• TEXT SHOWN
====

House wrens' second brood of 2021. JACK GOLDEN JACK GOLDEN

authorMike Bottini on Jul 27, 2021

In terms of nature sightings this month, for perhaps the 10th year in a row, the ocean beaches stole the show. The main “attraction” is the Atlantic menhaden, aka bunker, showing up as a supporting cast of many thousands, yet easily overlooked even close to shore when the ocean’s surface is rippled wind chop. This past week, we had a number of windless days, and the schools of bunker feeding close to the surface were hard to miss.

At one point, I noticed a consistent line of white, foamy water far from the usual low tide sand bar. With the aid of binoculars, I watched a boiling mass of bunker breaking the surface. I wondered who they were trying so frantically to avoid. The only possible fish-eating culprits that showed themselves were a few cormorants, yet I suspected that they were cruising the edges of the school picking off pieces of bunker left behind by fish piscivores, possibly large stripers that Mike Wright wrote about in his column last week.

While the huge schools of bunker were critical members of the cast, humpback whales and bottlenose dolphins stole the show. A small pod of the latter cruised through the break in 5 feet of water not more than 10 feet from bathers, while at least one humpback performed a long series of aerial leaps and fluke slaps further offshore. No binoculars needed for either act.

====

• TASK SET
a – In the column on ocean beach sightings, write out the passage between "While the huge" and "for either act.", inclusive.
b – Translate this sentence from the column on ocean beach sightings into Spanish: "This past week, we had a number of windless days, and the schools of bunker feeding close to the surface were hard to miss."
c – Extend the column on ocean beach sightings, picking up after its final sentence.

Records excerpted from a collection:
====

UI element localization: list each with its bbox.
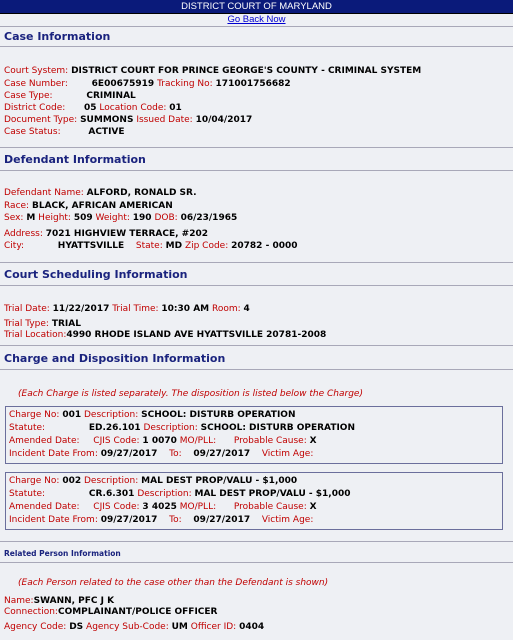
- cjis-value: 3 4025: [142, 502, 177, 512]
- trial-location-label: Trial Location:: [4, 330, 67, 340]
- defendant-name-row: [4, 187, 197, 199]
- trial-date-value: 11/22/2017: [52, 304, 110, 314]
- agency-code-value: DS: [69, 622, 84, 632]
- statute-description-value: SCHOOL: DISTURB OPERATION: [200, 423, 355, 433]
- statute-label: Statute:: [9, 423, 46, 433]
- case-number-value: 6E00675919: [91, 79, 155, 89]
- physical-row: [4, 212, 237, 224]
- tracking-label: Tracking No:: [157, 79, 213, 89]
- charge-line: [9, 409, 295, 421]
- charge-no-label: Charge No:: [9, 410, 60, 420]
- related-name-label: Name:: [4, 596, 34, 606]
- description-label: Description:: [83, 476, 139, 486]
- case-status-row: [4, 126, 125, 138]
- room-label: Room:: [211, 304, 241, 314]
- mo-pll-label: MO/PLL:: [179, 436, 217, 446]
- document-type-value: SUMMONS: [80, 115, 134, 125]
- trial-type-value: TRIAL: [51, 319, 81, 329]
- divider: [0, 541, 513, 542]
- dob-label: DOB:: [154, 213, 178, 223]
- statute-label: Statute:: [9, 489, 46, 499]
- case-type-value: CRIMINAL: [86, 91, 136, 101]
- cjis-label: CJIS Code:: [93, 502, 140, 512]
- cjis-value: 1 0070: [142, 436, 177, 446]
- zip-value: 20782 - 0000: [231, 241, 298, 251]
- court-system-value: DISTRICT COURT FOR PRINCE GEORGE'S COUNTY - CRIMINAL SYSTEM: [71, 66, 422, 76]
- agency-sub-code-value: UM: [171, 622, 188, 632]
- height-value: 509: [73, 213, 93, 223]
- state-label: State:: [135, 241, 163, 251]
- height-label: Height:: [38, 213, 71, 223]
- trial-time-value: 10:30 AM: [161, 304, 210, 314]
- probable-cause-label: Probable Cause:: [233, 502, 307, 512]
- incident-line: [9, 514, 313, 526]
- trial-type-label: Trial Type:: [4, 319, 49, 329]
- trial-time-label: Trial Time:: [112, 304, 159, 314]
- connection-row: [4, 606, 217, 618]
- charge-line: [9, 475, 297, 487]
- document-type-label: Document Type:: [4, 115, 78, 125]
- amended-line: [9, 435, 317, 447]
- trial-date-label: Trial Date:: [4, 304, 50, 314]
- mo-pll-label: MO/PLL:: [179, 502, 217, 512]
- district-code-value: 05: [84, 103, 97, 113]
- room-value: 4: [243, 304, 250, 314]
- divider: [0, 345, 513, 346]
- victim-age-label: Victim Age:: [261, 449, 314, 459]
- incident-to-value: 09/27/2017: [193, 449, 251, 459]
- amended-date-label: Amended Date:: [9, 502, 80, 512]
- court-system-label: Court System:: [4, 66, 69, 76]
- defendant-name-label: Defendant Name:: [4, 188, 84, 198]
- case-number-row: [4, 78, 291, 90]
- case-type-label: Case Type:: [4, 91, 53, 101]
- amended-line: [9, 501, 317, 513]
- related-person-heading: Related Person Information: [4, 549, 121, 558]
- divider: [0, 170, 513, 171]
- location-code-value: 01: [169, 103, 182, 113]
- court-system-row: [4, 65, 421, 77]
- statute-value: ED.26.101: [88, 423, 141, 433]
- agency-sub-code-label: Agency Sub-Code:: [86, 622, 169, 632]
- divider: [0, 262, 513, 263]
- description-value: MAL DEST PROP/VALU - $1,000: [141, 476, 298, 486]
- dob-value: 06/23/1965: [180, 213, 238, 223]
- incident-to-label: To:: [169, 449, 182, 459]
- divider: [0, 26, 513, 27]
- case-type-row: [4, 90, 136, 102]
- city-value: HYATTSVILLE: [57, 241, 125, 251]
- statute-value: CR.6.301: [88, 489, 135, 499]
- incident-to-label: To:: [169, 515, 182, 525]
- statute-description-label: Description:: [137, 489, 192, 499]
- zip-label: Zip Code:: [184, 241, 229, 251]
- page-title-bar: [0, 0, 513, 14]
- incident-from-value: 09/27/2017: [100, 515, 158, 525]
- tracking-value: 171001756682: [215, 79, 291, 89]
- divider: [0, 285, 513, 286]
- city-label: City:: [4, 241, 25, 251]
- defendant-info-heading: Defendant Information: [4, 153, 146, 166]
- incident-to-value: 09/27/2017: [193, 515, 251, 525]
- officer-id-label: Officer ID:: [190, 622, 237, 632]
- address-label: Address:: [4, 229, 43, 239]
- incident-from-label: Incident Date From:: [9, 515, 98, 525]
- statute-line: [9, 488, 350, 500]
- sex-label: Sex:: [4, 213, 24, 223]
- cjis-label: CJIS Code:: [93, 436, 140, 446]
- probable-cause-value: X: [309, 436, 317, 446]
- race-value: BLACK, AFRICAN AMERICAN: [31, 201, 173, 211]
- charge-no-value: 002: [62, 476, 82, 486]
- charge-disposition-heading: Charge and Disposition Information: [4, 352, 226, 365]
- related-name-value: SWANN, PFC J K: [33, 596, 115, 606]
- sex-value: M: [26, 213, 36, 223]
- charge-no-value: 001: [62, 410, 82, 420]
- charge-no-label: Charge No:: [9, 476, 60, 486]
- state-value: MD: [165, 241, 183, 251]
- court-scheduling-heading: Court Scheduling Information: [4, 268, 188, 281]
- district-code-label: District Code:: [4, 103, 66, 113]
- description-value: SCHOOL: DISTURB OPERATION: [141, 410, 296, 420]
- incident-from-label: Incident Date From:: [9, 449, 98, 459]
- amended-date-label: Amended Date:: [9, 436, 80, 446]
- charge-card: [5, 472, 503, 530]
- divider: [0, 147, 513, 148]
- victim-age-label: Victim Age:: [261, 515, 314, 525]
- location-code-label: Location Code:: [99, 103, 167, 113]
- case-number-label: Case Number:: [4, 79, 68, 89]
- district-code-row: [4, 102, 182, 114]
- document-type-row: [4, 114, 252, 126]
- address-value: 7021 HIGHVIEW TERRACE, #202: [45, 229, 209, 239]
- incident-from-value: 09/27/2017: [100, 449, 158, 459]
- issued-date-value: 10/04/2017: [195, 115, 253, 125]
- defendant-name-value: ALFORD, RONALD SR.: [86, 188, 197, 198]
- statute-line: [9, 422, 355, 434]
- weight-value: 190: [132, 213, 152, 223]
- divider: [0, 562, 513, 563]
- trial-location-row: [4, 329, 326, 341]
- go-back-link[interactable]: Go Back Now: [227, 14, 286, 25]
- statute-description-label: Description:: [143, 423, 198, 433]
- address-row: [4, 228, 208, 240]
- weight-label: Weight:: [95, 213, 130, 223]
- city-row: [4, 240, 298, 252]
- race-row: [4, 200, 173, 212]
- trial-date-row: [4, 303, 250, 315]
- case-status-label: Case Status:: [4, 127, 61, 137]
- charge-card: [5, 406, 503, 464]
- case-status-value: ACTIVE: [88, 127, 125, 137]
- related-note: (Each Person related to the case other than the Defendant is shown): [18, 578, 329, 588]
- case-info-heading: Case Information: [4, 30, 111, 43]
- issued-date-label: Issued Date:: [136, 115, 193, 125]
- officer-id-value: 0404: [239, 622, 265, 632]
- description-label: Description:: [83, 410, 139, 420]
- probable-cause-value: X: [309, 502, 317, 512]
- connection-label: Connection:: [4, 607, 58, 617]
- page-title: DISTRICT COURT OF MARYLAND: [181, 1, 332, 12]
- race-label: Race:: [4, 201, 30, 211]
- statute-description-value: MAL DEST PROP/VALU - $1,000: [194, 489, 351, 499]
- trial-location-value: 4990 RHODE ISLAND AVE HYATTSVILLE 20781-2008: [66, 330, 327, 340]
- divider: [0, 46, 513, 47]
- incident-line: [9, 448, 313, 460]
- probable-cause-label: Probable Cause:: [233, 436, 307, 446]
- divider: [0, 369, 513, 370]
- agency-row: [4, 621, 264, 633]
- connection-value: COMPLAINANT/POLICE OFFICER: [57, 607, 218, 617]
- agency-code-label: Agency Code:: [4, 622, 67, 632]
- charges-note: (Each Charge is listed separately. The disposition is listed below the Charge): [18, 389, 363, 399]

====

• EXERCISE RESPONSES
a –
While the huge schools of bunker were critical members of the cast, humpback whales and bottlenose dolphins stole the show. A small pod of the latter cruised through the break in 5 feet of water not more than 10 feet from bathers, while at least one humpback performed a long series of aerial leaps and fluke slaps further offshore. No binoculars needed for either act.

b – La semana pasada tuvimos varios días sin viento, y los cardúmenes de bunker que se alimentaban cerca de la superficie eran difíciles de pasar por alto.

c –
Osprey regularly dropped in, flying over from their South Fork nests and soon to fledge young. I watched one particular fish hawk circling over the bunker, diving, pulling back up a few feet from the water, circling again and repeating the process for some five minutes before flying off empty-taloned. It seemed to have trouble lining up with one fish in the tightly packed school. “Just go for it and drop in!” I thought to myself. Perhaps it was worried about hooking more than one full-sized bunker, and the potential deadly struggle to get airborn again with such a load.

Speaking of birds, many 2021 hatchlings have fledged, including the three bald eagle chicks produced from three different nests on the South Fork. The class of 2021 eagles are already as large as their parents, and can be distinguished from them, and last year’s fledges, by their uniform chocolate brown plumage and lack of any white markings.

Although I have yet to see any wild turkey young-of-the-year, or poults, they should have hatched by now and I expect to see them wandering around the neighborhood soon. Meanwhile, the house wens in my yard are busy feeding their second clutch, and swallows, starlings and red-winged blackbirds are already organizing in large flocks in anticipation of their big trip south.

I have seen a few monarch butterflies in my garden this month, emphasis on the “few” despite the abundance of its host plant: milkweed. I have two species of the latter this summer: head-high stands of common milkweed in bloom with lavender-colored flowers, and knee-high butterfly weed with its clusters of brilliant orange flowers. Although a milkweed and a host plant for monarchs, butterfly weed (Asclepias tuberosa) does not have milky sap.

Also in the “few” category in my garden this year are the insect pollinators. Normally abuzz with many dozens of different types of bees and butterflies, I estimate that numbers are down at least 75 percent this year. There should be enough around to pollinate my tomatoes, eggplants, peppers and squash, but I wonder what caused the low numbers this year.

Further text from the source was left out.